> [Description of the task]:
Within the listing below, locate all lines containing the word "Const". Copy each one.

— BEGIN Exercise inputs —

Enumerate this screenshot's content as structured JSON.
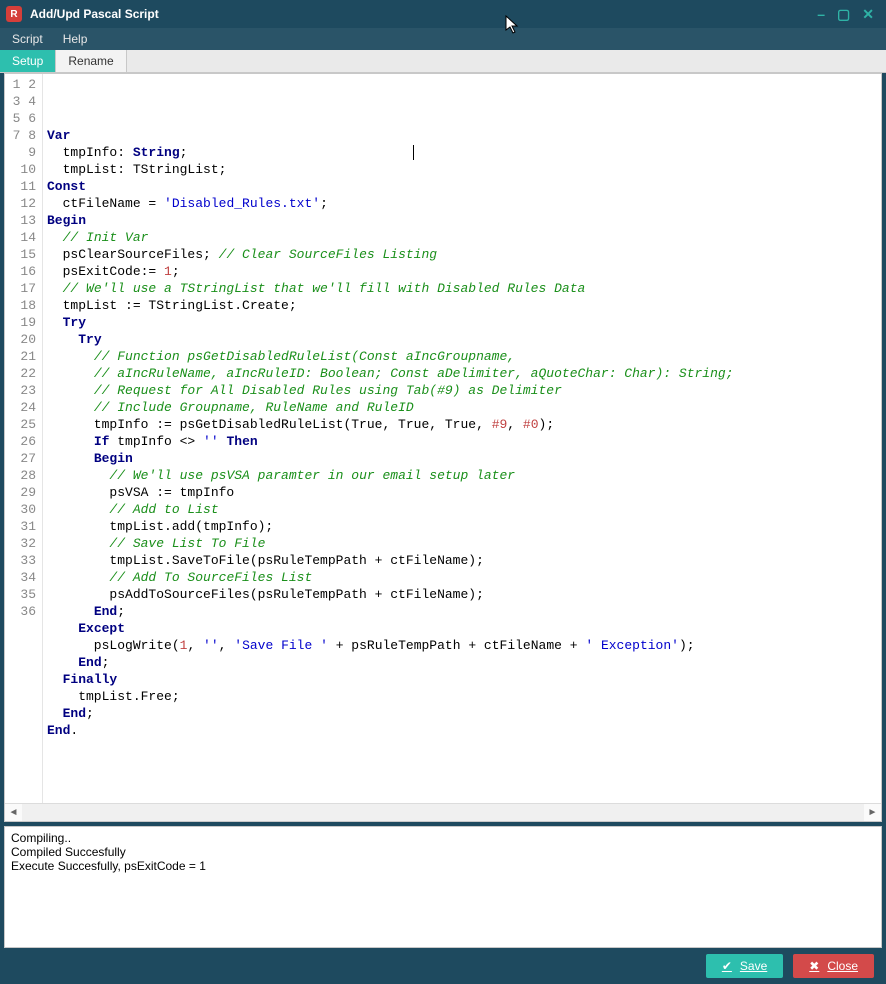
{
  "window": {
    "title": "Add/Upd Pascal Script",
    "app_icon_label": "R"
  },
  "menu": {
    "items": [
      "Script",
      "Help"
    ]
  },
  "tabs": {
    "items": [
      "Setup",
      "Rename"
    ],
    "active_index": 0
  },
  "editor": {
    "lines": [
      [
        [
          "Var",
          "kw"
        ]
      ],
      [
        [
          "  tmpInfo: ",
          ""
        ],
        [
          "String",
          "kw"
        ],
        [
          ";",
          ""
        ]
      ],
      [
        [
          "  tmpList: TStringList;",
          ""
        ]
      ],
      [
        [
          "Const",
          "kw"
        ]
      ],
      [
        [
          "  ctFileName = ",
          ""
        ],
        [
          "'Disabled_Rules.txt'",
          "st"
        ],
        [
          ";",
          ""
        ]
      ],
      [
        [
          "Begin",
          "kw"
        ]
      ],
      [
        [
          "  ",
          ""
        ],
        [
          "// Init Var",
          "cm"
        ]
      ],
      [
        [
          "  psClearSourceFiles; ",
          ""
        ],
        [
          "// Clear SourceFiles Listing",
          "cm"
        ]
      ],
      [
        [
          "  psExitCode:= ",
          ""
        ],
        [
          "1",
          "nu"
        ],
        [
          ";",
          ""
        ]
      ],
      [
        [
          "  ",
          ""
        ],
        [
          "// We'll use a TStringList that we'll fill with Disabled Rules Data",
          "cm"
        ]
      ],
      [
        [
          "  tmpList := TStringList.Create;",
          ""
        ]
      ],
      [
        [
          "  ",
          ""
        ],
        [
          "Try",
          "kw"
        ]
      ],
      [
        [
          "    ",
          ""
        ],
        [
          "Try",
          "kw"
        ]
      ],
      [
        [
          "      ",
          ""
        ],
        [
          "// Function psGetDisabledRuleList(Const aIncGroupname,",
          "cm"
        ]
      ],
      [
        [
          "      ",
          ""
        ],
        [
          "// aIncRuleName, aIncRuleID: Boolean; Const aDelimiter, aQuoteChar: Char): String;",
          "cm"
        ]
      ],
      [
        [
          "      ",
          ""
        ],
        [
          "// Request for All Disabled Rules using Tab(#9) as Delimiter",
          "cm"
        ]
      ],
      [
        [
          "      ",
          ""
        ],
        [
          "// Include Groupname, RuleName and RuleID",
          "cm"
        ]
      ],
      [
        [
          "      tmpInfo := psGetDisabledRuleList(True, True, True, ",
          ""
        ],
        [
          "#9",
          "nu"
        ],
        [
          ", ",
          ""
        ],
        [
          "#0",
          "nu"
        ],
        [
          ");",
          ""
        ]
      ],
      [
        [
          "      ",
          ""
        ],
        [
          "If",
          "kw"
        ],
        [
          " tmpInfo <> ",
          ""
        ],
        [
          "''",
          "st"
        ],
        [
          " ",
          ""
        ],
        [
          "Then",
          "kw"
        ]
      ],
      [
        [
          "      ",
          ""
        ],
        [
          "Begin",
          "kw"
        ]
      ],
      [
        [
          "        ",
          ""
        ],
        [
          "// We'll use psVSA paramter in our email setup later",
          "cm"
        ]
      ],
      [
        [
          "        psVSA := tmpInfo",
          ""
        ]
      ],
      [
        [
          "        ",
          ""
        ],
        [
          "// Add to List",
          "cm"
        ]
      ],
      [
        [
          "        tmpList.add(tmpInfo);",
          ""
        ]
      ],
      [
        [
          "        ",
          ""
        ],
        [
          "// Save List To File",
          "cm"
        ]
      ],
      [
        [
          "        tmpList.SaveToFile(psRuleTempPath + ctFileName);",
          ""
        ]
      ],
      [
        [
          "        ",
          ""
        ],
        [
          "// Add To SourceFiles List",
          "cm"
        ]
      ],
      [
        [
          "        psAddToSourceFiles(psRuleTempPath + ctFileName);",
          ""
        ]
      ],
      [
        [
          "      ",
          ""
        ],
        [
          "End",
          "kw"
        ],
        [
          ";",
          ""
        ]
      ],
      [
        [
          "    ",
          ""
        ],
        [
          "Except",
          "kw"
        ]
      ],
      [
        [
          "      psLogWrite(",
          ""
        ],
        [
          "1",
          "nu"
        ],
        [
          ", ",
          ""
        ],
        [
          "''",
          "st"
        ],
        [
          ", ",
          ""
        ],
        [
          "'Save File '",
          "st"
        ],
        [
          " + psRuleTempPath + ctFileName + ",
          ""
        ],
        [
          "' Exception'",
          "st"
        ],
        [
          ");",
          ""
        ]
      ],
      [
        [
          "    ",
          ""
        ],
        [
          "End",
          "kw"
        ],
        [
          ";",
          ""
        ]
      ],
      [
        [
          "  ",
          ""
        ],
        [
          "Finally",
          "kw"
        ]
      ],
      [
        [
          "    tmpList.Free;",
          ""
        ]
      ],
      [
        [
          "  ",
          ""
        ],
        [
          "End",
          "kw"
        ],
        [
          ";",
          ""
        ]
      ],
      [
        [
          "End",
          "kw"
        ],
        [
          ".",
          ""
        ]
      ]
    ]
  },
  "output": {
    "lines": [
      "Compiling..",
      "Compiled Succesfully",
      "Execute Succesfully, psExitCode = 1"
    ]
  },
  "footer": {
    "save_label": "Save",
    "close_label": "Close"
  }
}
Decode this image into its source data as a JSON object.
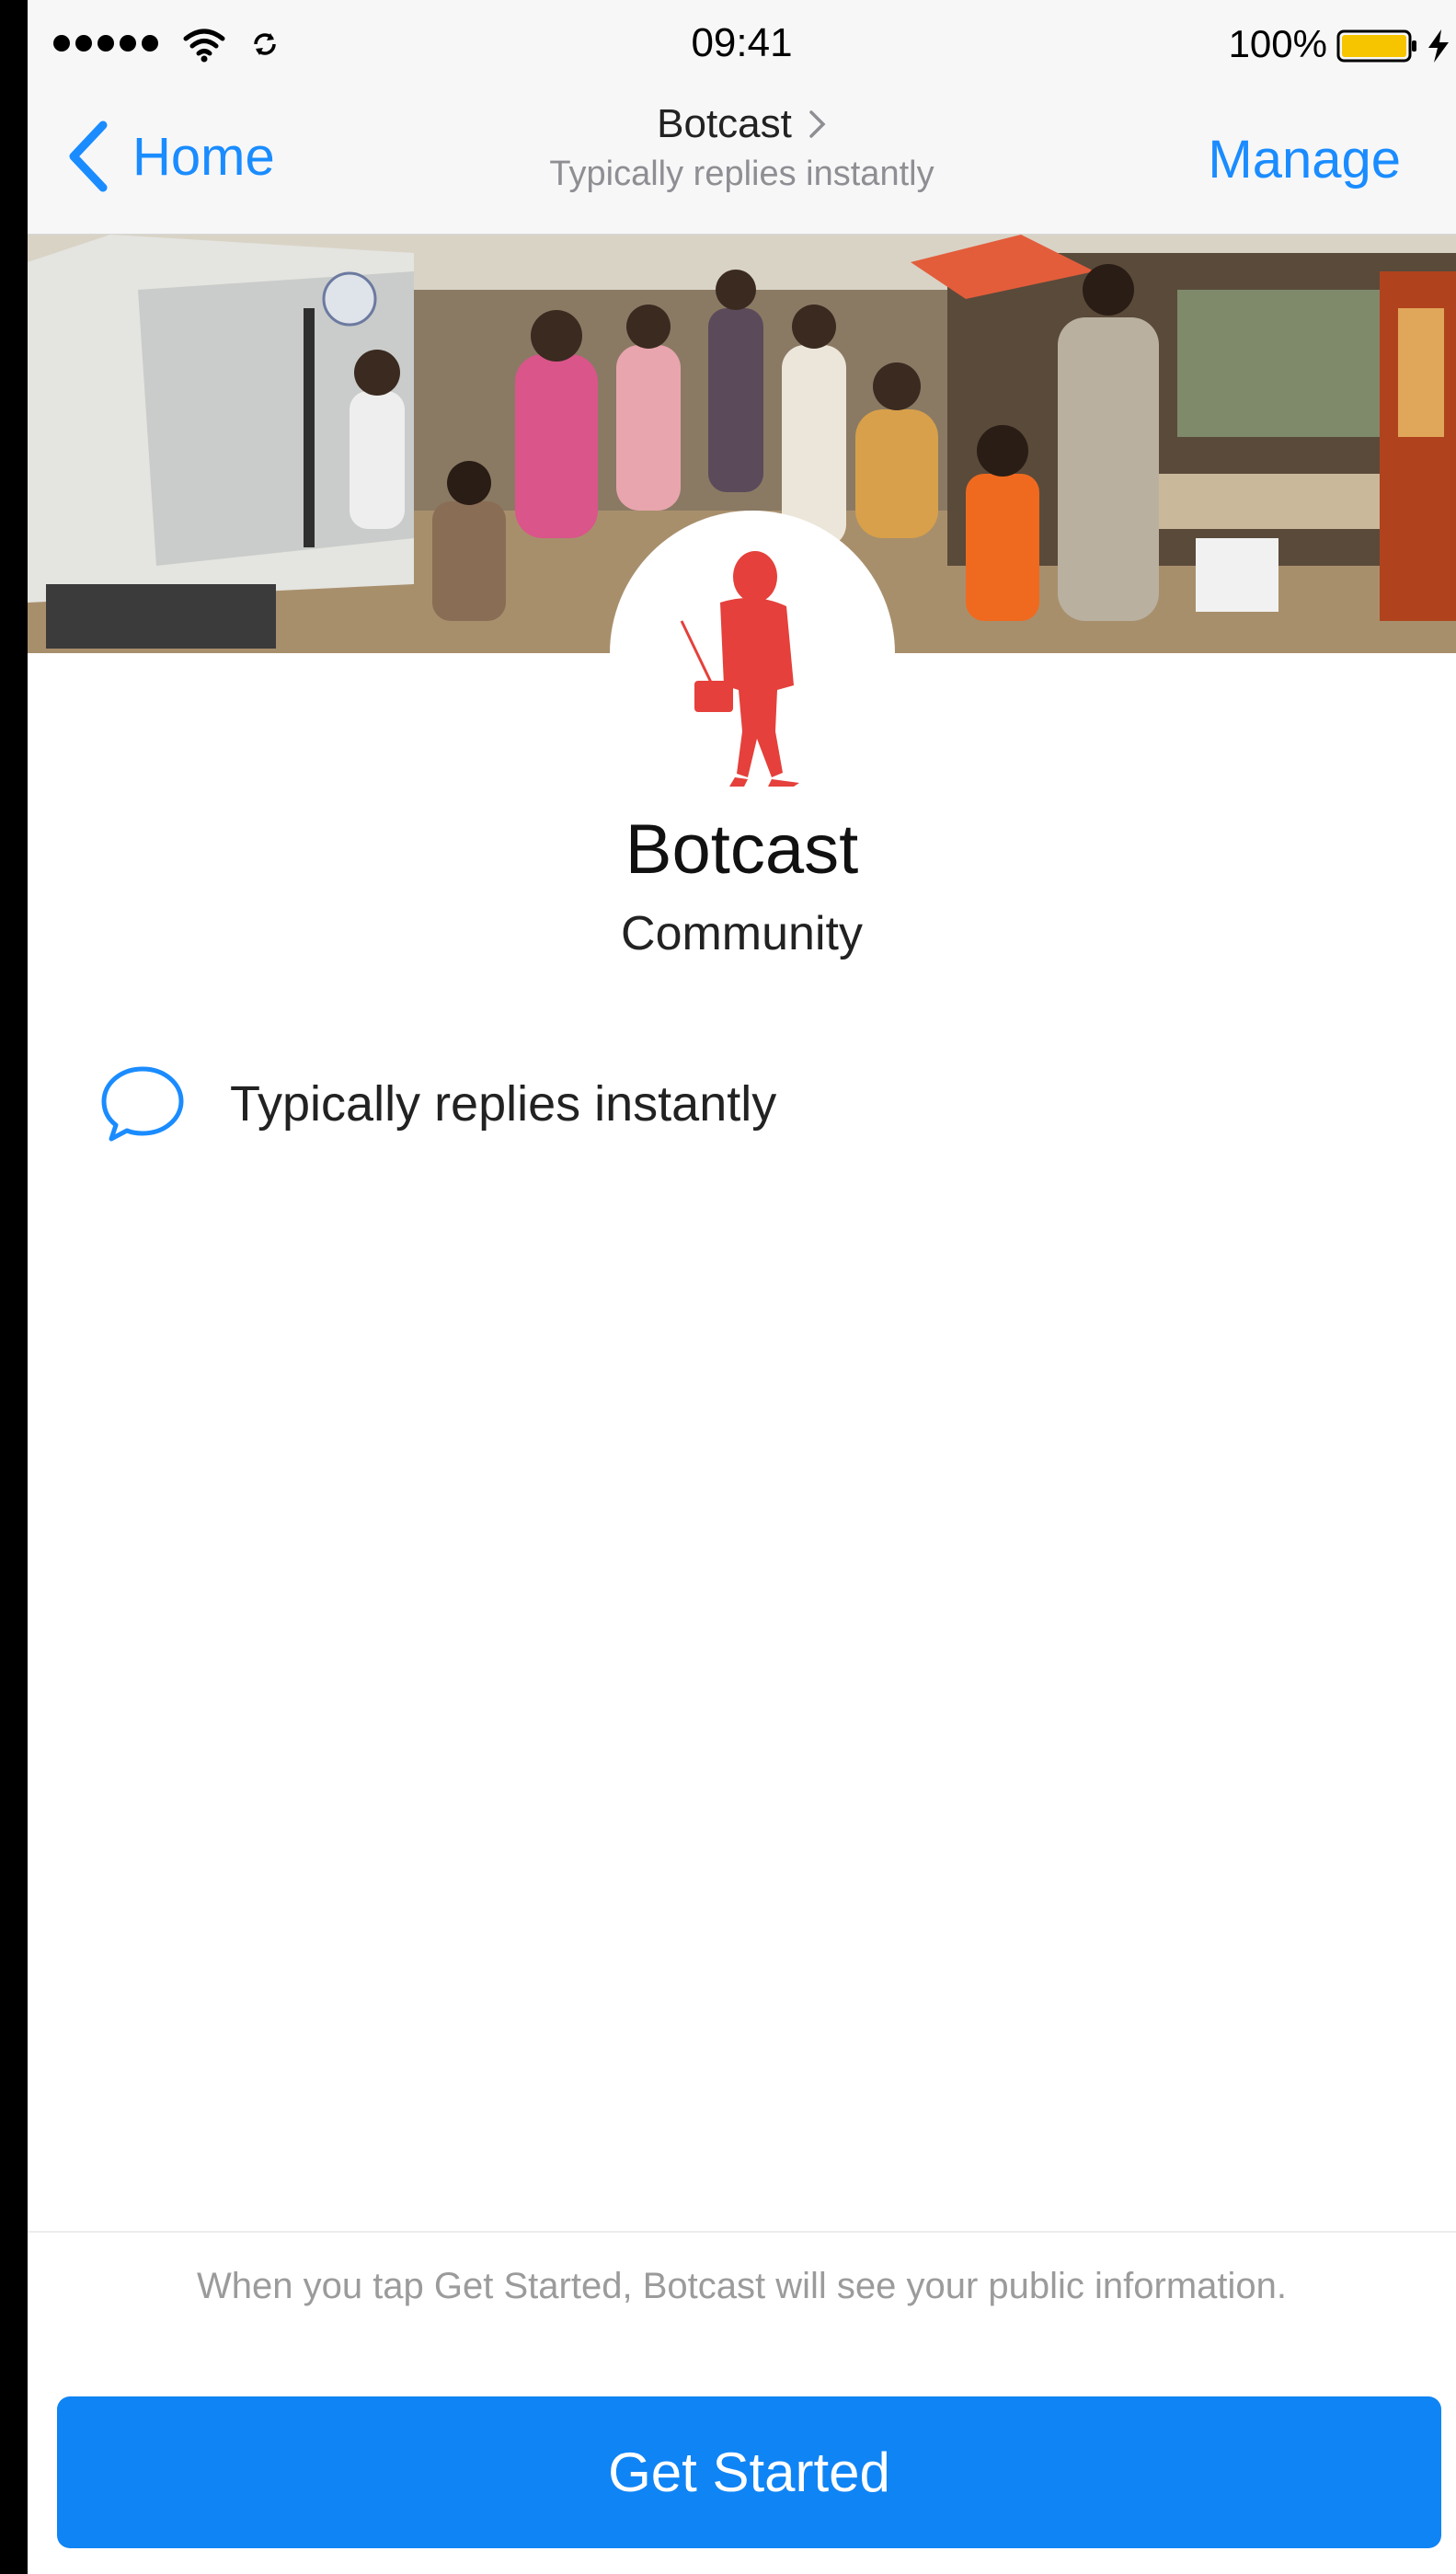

— END Exercise inputs —

> [Task response]:
          "Const",
          "// Function psGetDisabledRuleList(Const aIncGroupname,",
          "// aIncRuleName, aIncRuleID: Boolean; Const aDelimiter, aQuoteChar: Char): String;",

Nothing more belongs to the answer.